• _EXERCISE TASK_: All the entries need to be quoted exactly, apart from the pictures, which you should drop.

• _Stored records_:

—————

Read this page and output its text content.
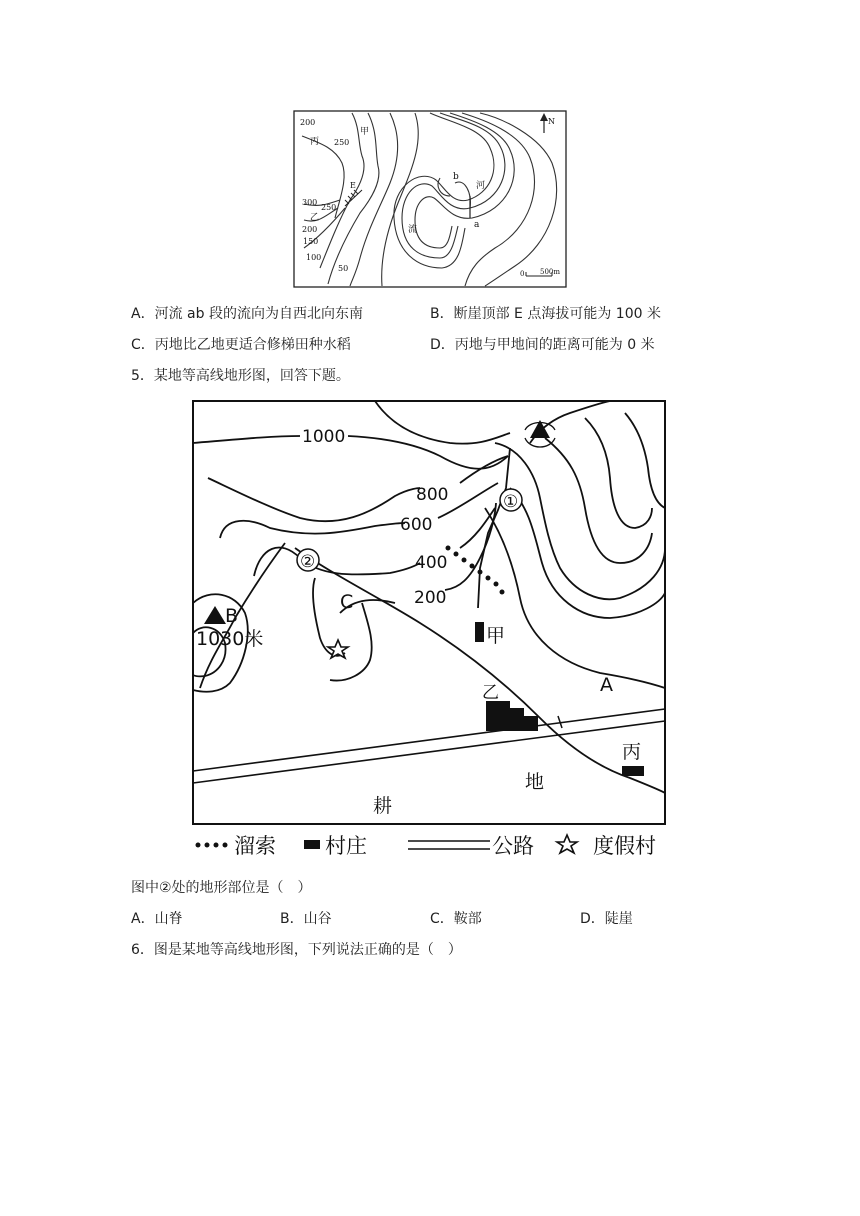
200
丙 250
甲
N
b
河
E
300
250
乙
200
150
流	a
100
50
0 500m
A．河流 ab 段的流向为自西北向东南	B．断崖顶部 E 点海拔可能为 100 米
C．丙地比乙地更适合修梯田种水稻	D．丙地与甲地间的距离可能为 0 米
5．某地等高线地形图，回答下题。
1000
800
600
400
200
①
②
C
B
1030米	甲
乙
丙
A
耕
地
溜索 村庄	公路	度假村
图中②处的地形部位是（　）
A．山脊	B．山谷	C．鞍部	D．陡崖
6．图是某地等高线地形图，下列说法正确的是（　）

—————

• _TASK ANSWER_:
Read this page and output its text content.
200
丙 250
甲
N
b
河
E
300
250
乙
200
150
流	a
100
50
0 500m
A．河流 ab 段的流向为自西北向东南	B．断崖顶部 E 点海拔可能为 100 米
C．丙地比乙地更适合修梯田种水稻	D．丙地与甲地间的距离可能为 0 米
5．某地等高线地形图，回答下题。
1000
800
600
400
200
①
②
C
B
1030米	甲
乙
丙
A
耕
地
溜索 村庄	公路	度假村
图中②处的地形部位是（　）
A．山脊	B．山谷	C．鞍部	D．陡崖
6．图是某地等高线地形图，下列说法正确的是（　）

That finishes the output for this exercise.